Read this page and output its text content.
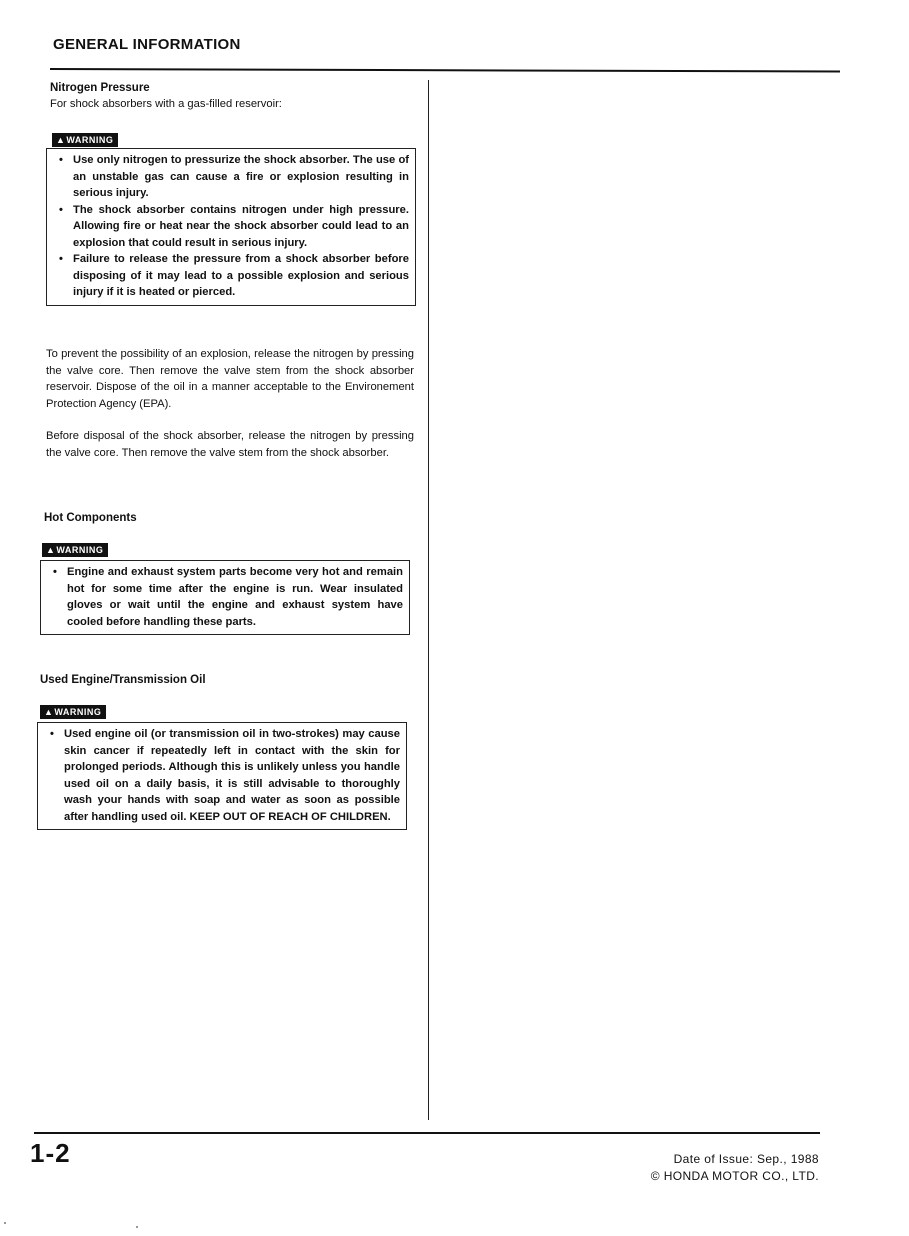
GENERAL INFORMATION
Nitrogen Pressure
For shock absorbers with a gas-filled reservoir:
▲WARNING
• Use only nitrogen to pressurize the shock absorber. The use of an unstable gas can cause a fire or explosion resulting in serious injury.
• The shock absorber contains nitrogen under high pressure. Allowing fire or heat near the shock absorber could lead to an explosion that could result in serious injury.
• Failure to release the pressure from a shock absorber before disposing of it may lead to a possible explosion and serious injury if it is heated or pierced.
To prevent the possibility of an explosion, release the nitrogen by pressing the valve core. Then remove the valve stem from the shock absorber reservoir. Dispose of the oil in a manner acceptable to the Environement Protection Agency (EPA).
Before disposal of the shock absorber, release the nitrogen by pressing the valve core. Then remove the valve stem from the shock absorber.
Hot Components
▲WARNING
• Engine and exhaust system parts become very hot and remain hot for some time after the engine is run. Wear insulated gloves or wait until the engine and exhaust system have cooled before handling these parts.
Used Engine/Transmission Oil
▲WARNING
• Used engine oil (or transmission oil in two-strokes) may cause skin cancer if repeatedly left in contact with the skin for prolonged periods. Although this is unlikely unless you handle used oil on a daily basis, it is still advisable to thoroughly wash your hands with soap and water as soon as possible after handling used oil. KEEP OUT OF REACH OF CHILDREN.
1-2	Date of Issue: Sep., 1988
© HONDA MOTOR CO., LTD.
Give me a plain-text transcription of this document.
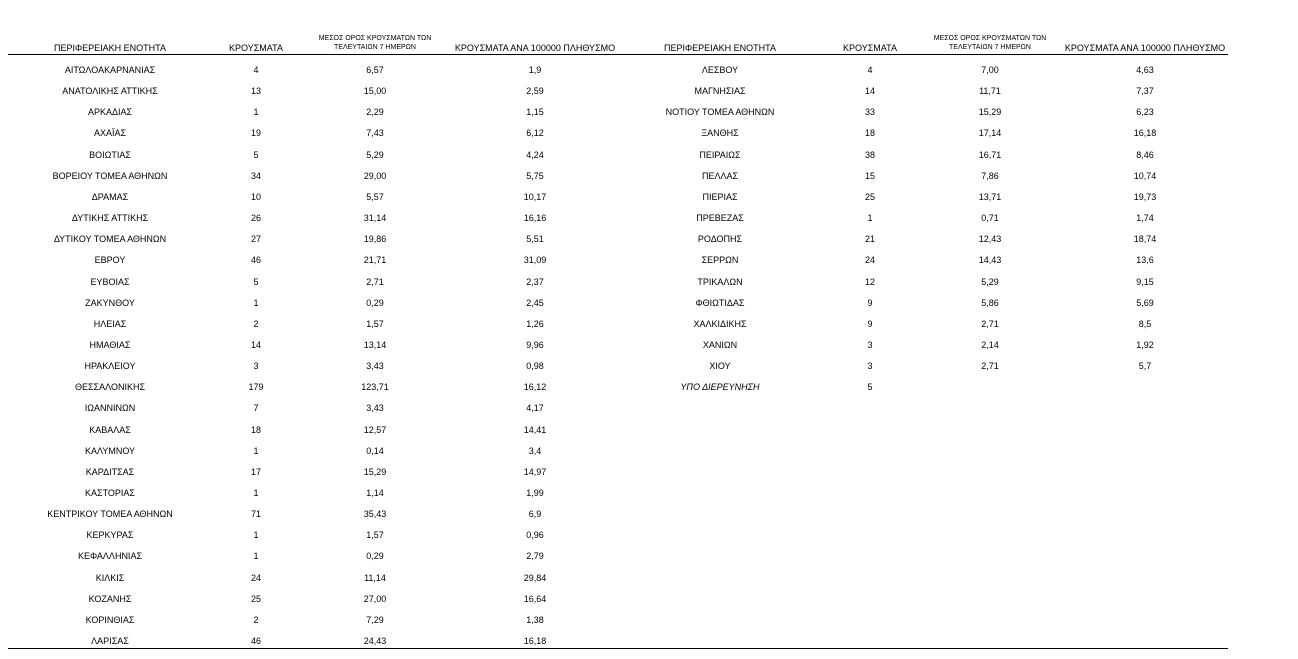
ΠΕΡΙΦΕΡΕΙΑΚΗ ΕΝΟΤΗΤΑ	ΚΡΟΥΣΜΑΤΑ
ΜΕΣΟΣ ΟΡΟΣ ΚΡΟΥΣΜΑΤΩΝ ΤΩΝ
ΤΕΛΕΥΤΑΙΩΝ 7 ΗΜΕΡΩΝ	ΚΡΟΥΣΜΑΤΑ ΑΝΑ 100000 ΠΛΗΘΥΣΜΟ	ΠΕΡΙΦΕΡΕΙΑΚΗ ΕΝΟΤΗΤΑ	ΚΡΟΥΣΜΑΤΑ
ΜΕΣΟΣ ΟΡΟΣ ΚΡΟΥΣΜΑΤΩΝ ΤΩΝ
ΤΕΛΕΥΤΑΙΩΝ 7 ΗΜΕΡΩΝ	ΚΡΟΥΣΜΑΤΑ ΑΝΑ 100000 ΠΛΗΘΥΣΜΟ
ΑΙΤΩΛΟΑΚΑΡΝΑΝΙΑΣ	4	6,57	1,9
ΑΝΑΤΟΛΙΚΗΣ ΑΤΤΙΚΗΣ	13	15,00	2,59
ΑΡΚΑΔΙΑΣ	1	2,29	1,15
ΑΧΑΪΑΣ	19	7,43	6,12
ΒΟΙΩΤΙΑΣ	5	5,29	4,24
ΒΟΡΕΙΟΥ ΤΟΜΕΑ ΑΘΗΝΩΝ	34	29,00	5,75
ΔΡΑΜΑΣ	10	5,57	10,17
ΔΥΤΙΚΗΣ ΑΤΤΙΚΗΣ	26	31,14	16,16
ΔΥΤΙΚΟΥ ΤΟΜΕΑ ΑΘΗΝΩΝ	27	19,86	5,51
ΕΒΡΟΥ	46	21,71	31,09
ΕΥΒΟΙΑΣ	5	2,71	2,37
ΖΑΚΥΝΘΟΥ	1	0,29	2,45
ΗΛΕΙΑΣ	2	1,57	1,26
ΗΜΑΘΙΑΣ	14	13,14	9,96
ΗΡΑΚΛΕΙΟΥ	3	3,43	0,98
ΘΕΣΣΑΛΟΝΙΚΗΣ	179	123,71	16,12
ΙΩΑΝΝΙΝΩΝ	7	3,43	4,17
ΚΑΒΑΛΑΣ	18	12,57	14,41
ΚΑΛΥΜΝΟΥ	1	0,14	3,4
ΚΑΡΔΙΤΣΑΣ	17	15,29	14,97
ΚΑΣΤΟΡΙΑΣ	1	1,14	1,99
ΚΕΝΤΡΙΚΟΥ ΤΟΜΕΑ ΑΘΗΝΩΝ	71	35,43	6,9
ΚΕΡΚΥΡΑΣ	1	1,57	0,96
ΚΕΦΑΛΛΗΝΙΑΣ	1	0,29	2,79
ΚΙΛΚΙΣ	24	11,14	29,84
ΚΟΖΑΝΗΣ	25	27,00	16,64
ΚΟΡΙΝΘΙΑΣ	2	7,29	1,38
ΛΑΡΙΣΑΣ	46	24,43	16,18
ΛΕΣΒΟΥ	4	7,00	4,63
ΜΑΓΝΗΣΙΑΣ	14	11,71	7,37
ΝΟΤΙΟΥ ΤΟΜΕΑ ΑΘΗΝΩΝ	33	15,29	6,23
ΞΑΝΘΗΣ	18	17,14	16,18
ΠΕΙΡΑΙΩΣ	38	16,71	8,46
ΠΕΛΛΑΣ	15	7,86	10,74
ΠΙΕΡΙΑΣ	25	13,71	19,73
ΠΡΕΒΕΖΑΣ	1	0,71	1,74
ΡΟΔΟΠΗΣ	21	12,43	18,74
ΣΕΡΡΩΝ	24	14,43	13,6
ΤΡΙΚΑΛΩΝ	12	5,29	9,15
ΦΘΙΩΤΙΔΑΣ	9	5,86	5,69
ΧΑΛΚΙΔΙΚΗΣ	9	2,71	8,5
ΧΑΝΙΩΝ	3	2,14	1,92
ΧΙΟΥ	3	2,71	5,7
ΥΠΟ ΔΙΕΡΕΥΝΗΣΗ	5
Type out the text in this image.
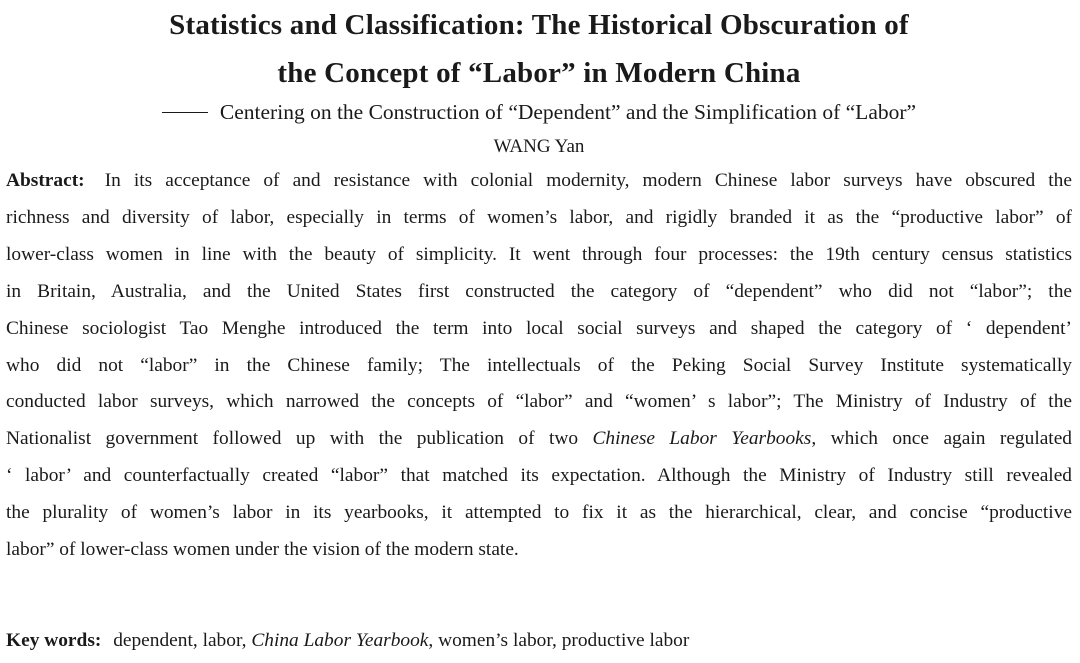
Statistics and Classification: The Historical Obscuration of
the Concept of “Labor” in Modern China
Centering on the Construction of “Dependent” and the Simplification of “Labor”
WANG Yan
Abstract: In its acceptance of and resistance with colonial modernity, modern Chinese labor surveys have obscured the
richness and diversity of labor, especially in terms of women’s labor, and rigidly branded it as the “productive labor” of
lower-class women in line with the beauty of simplicity. It went through four processes: the 19th century census statistics
in Britain, Australia, and the United States first constructed the category of “dependent” who did not “labor”; the
Chinese sociologist Tao Menghe introduced the term into local social surveys and shaped the category of ‘ dependent’
who did not “labor” in the Chinese family; The intellectuals of the Peking Social Survey Institute systematically
conducted labor surveys, which narrowed the concepts of “labor” and “women’ s labor”; The Ministry of Industry of the
Nationalist government followed up with the publication of two Chinese Labor Yearbooks, which once again regulated
‘ labor’ and counterfactually created “labor” that matched its expectation. Although the Ministry of Industry still revealed
the plurality of women’s labor in its yearbooks, it attempted to fix it as the hierarchical, clear, and concise “productive
labor” of lower-class women under the vision of the modern state.
Key words: dependent, labor, China Labor Yearbook, women’s labor, productive labor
···
Locate the word "ΤΟΜΕΑ" in the data above. Copy every line carrying it.

ΒΟΡΕΙΟΥ ΤΟΜΕΑ ΑΘΗΝΩΝ	34	29,00	5,75
ΔΥΤΙΚΟΥ ΤΟΜΕΑ ΑΘΗΝΩΝ	27	19,86	5,51
ΚΕΝΤΡΙΚΟΥ ΤΟΜΕΑ ΑΘΗΝΩΝ	71	35,43	6,9
ΝΟΤΙΟΥ ΤΟΜΕΑ ΑΘΗΝΩΝ	33	15,29	6,23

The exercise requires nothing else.